▸ **WHAT YOU ARE ASKED TO DO**: Your answer should be a single number: the count of lines that hold the word "Shift".

Rows from a dataset
** Begin **

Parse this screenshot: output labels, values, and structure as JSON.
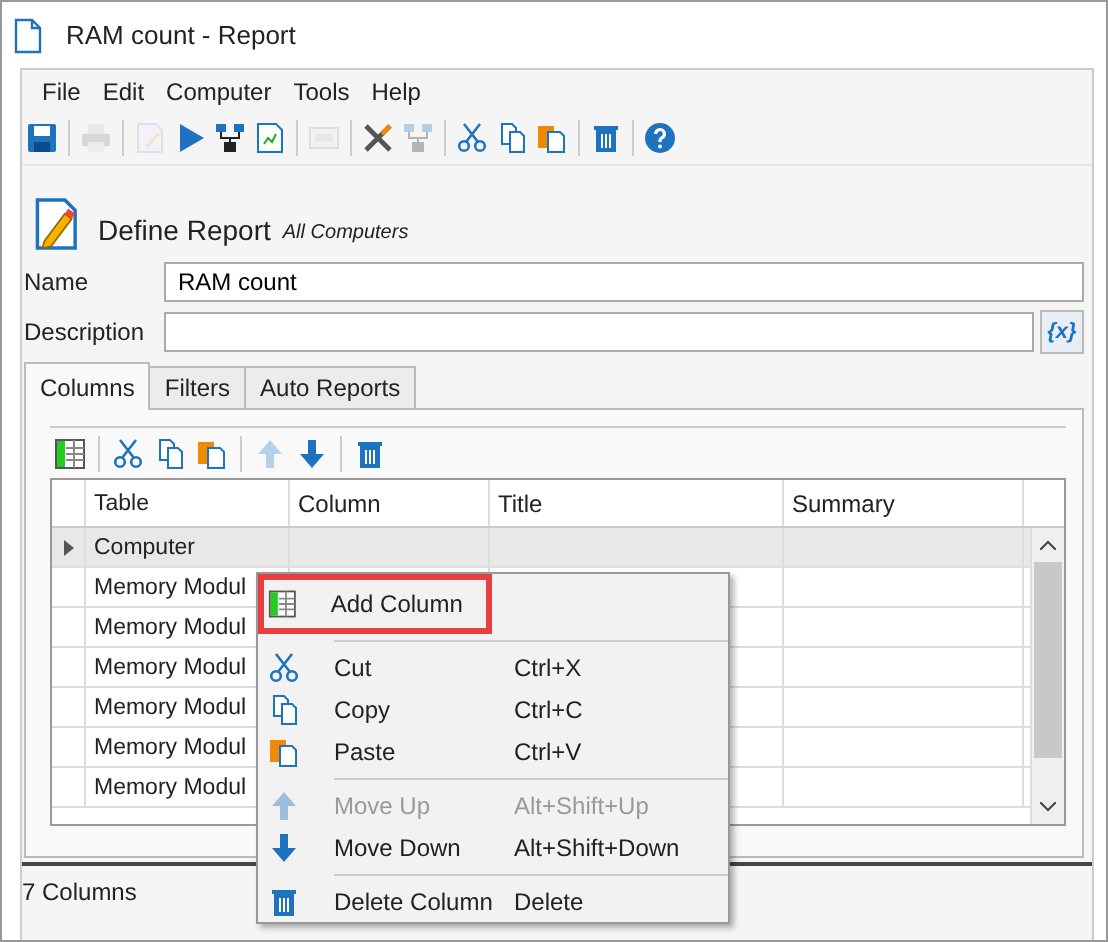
{
  "window": {
    "title": "RAM count - Report"
  },
  "menu_bar": [
    "File",
    "Edit",
    "Computer",
    "Tools",
    "Help"
  ],
  "toolbar": [
    {
      "kind": "save",
      "disabled": false
    },
    {
      "kind": "separator"
    },
    {
      "kind": "print",
      "disabled": true
    },
    {
      "kind": "separator"
    },
    {
      "kind": "edit",
      "disabled": true
    },
    {
      "kind": "run",
      "disabled": false
    },
    {
      "kind": "network",
      "disabled": false
    },
    {
      "kind": "report",
      "disabled": false
    },
    {
      "kind": "separator"
    },
    {
      "kind": "csv",
      "disabled": true
    },
    {
      "kind": "separator"
    },
    {
      "kind": "tools",
      "disabled": false
    },
    {
      "kind": "network",
      "disabled": true
    },
    {
      "kind": "separator"
    },
    {
      "kind": "cut",
      "disabled": false
    },
    {
      "kind": "copy",
      "disabled": false
    },
    {
      "kind": "paste",
      "disabled": false
    },
    {
      "kind": "separator"
    },
    {
      "kind": "delete",
      "disabled": false
    },
    {
      "kind": "separator"
    },
    {
      "kind": "help",
      "disabled": false
    }
  ],
  "header": {
    "title": "Define Report",
    "subtitle": "All Computers"
  },
  "fields": {
    "name_label": "Name",
    "name_value": "RAM count",
    "description_label": "Description",
    "variable_button": "{x}"
  },
  "tabs": [
    {
      "label": "Columns",
      "selected": true
    },
    {
      "label": "Filters",
      "selected": false
    },
    {
      "label": "Auto Reports",
      "selected": false
    }
  ],
  "columns_toolbar": [
    {
      "kind": "add",
      "disabled": false
    },
    {
      "kind": "separator"
    },
    {
      "kind": "cut",
      "disabled": false
    },
    {
      "kind": "copy",
      "disabled": false
    },
    {
      "kind": "paste",
      "disabled": false
    },
    {
      "kind": "separator"
    },
    {
      "kind": "up",
      "disabled": true
    },
    {
      "kind": "down",
      "disabled": false
    },
    {
      "kind": "separator"
    },
    {
      "kind": "delete",
      "disabled": false
    }
  ],
  "table": {
    "columns": [
      "Table",
      "Column",
      "Title",
      "Summary"
    ],
    "rows": [
      {
        "table": "Computer",
        "selected": true
      },
      {
        "table": "Memory Modul",
        "selected": false
      },
      {
        "table": "Memory Modul",
        "selected": false
      },
      {
        "table": "Memory Modul",
        "selected": false
      },
      {
        "table": "Memory Modul",
        "selected": false
      },
      {
        "table": "Memory Modul",
        "selected": false
      },
      {
        "table": "Memory Modul",
        "selected": false
      }
    ]
  },
  "context_menu": [
    {
      "kind": "add",
      "label": "Add Column",
      "disabled": false,
      "selected": true
    },
    {
      "kind": "separator"
    },
    {
      "kind": "cut",
      "label": "Cut",
      "shortcut": "Ctrl+X",
      "disabled": false,
      "selected": false
    },
    {
      "kind": "copy",
      "label": "Copy",
      "shortcut": "Ctrl+C",
      "disabled": false,
      "selected": false
    },
    {
      "kind": "paste",
      "label": "Paste",
      "shortcut": "Ctrl+V",
      "disabled": false,
      "selected": false
    },
    {
      "kind": "separator"
    },
    {
      "kind": "up",
      "label": "Move Up",
      "shortcut": "Alt+Shift+Up",
      "disabled": true,
      "selected": false
    },
    {
      "kind": "down",
      "label": "Move Down",
      "shortcut": "Alt+Shift+Down",
      "disabled": false,
      "selected": false
    },
    {
      "kind": "separator"
    },
    {
      "kind": "delete",
      "label": "Delete Column",
      "shortcut": "Delete",
      "disabled": false,
      "selected": false
    }
  ],
  "status_bar": "7 Columns"
}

** End **

▸ **FINAL RESULT**: 2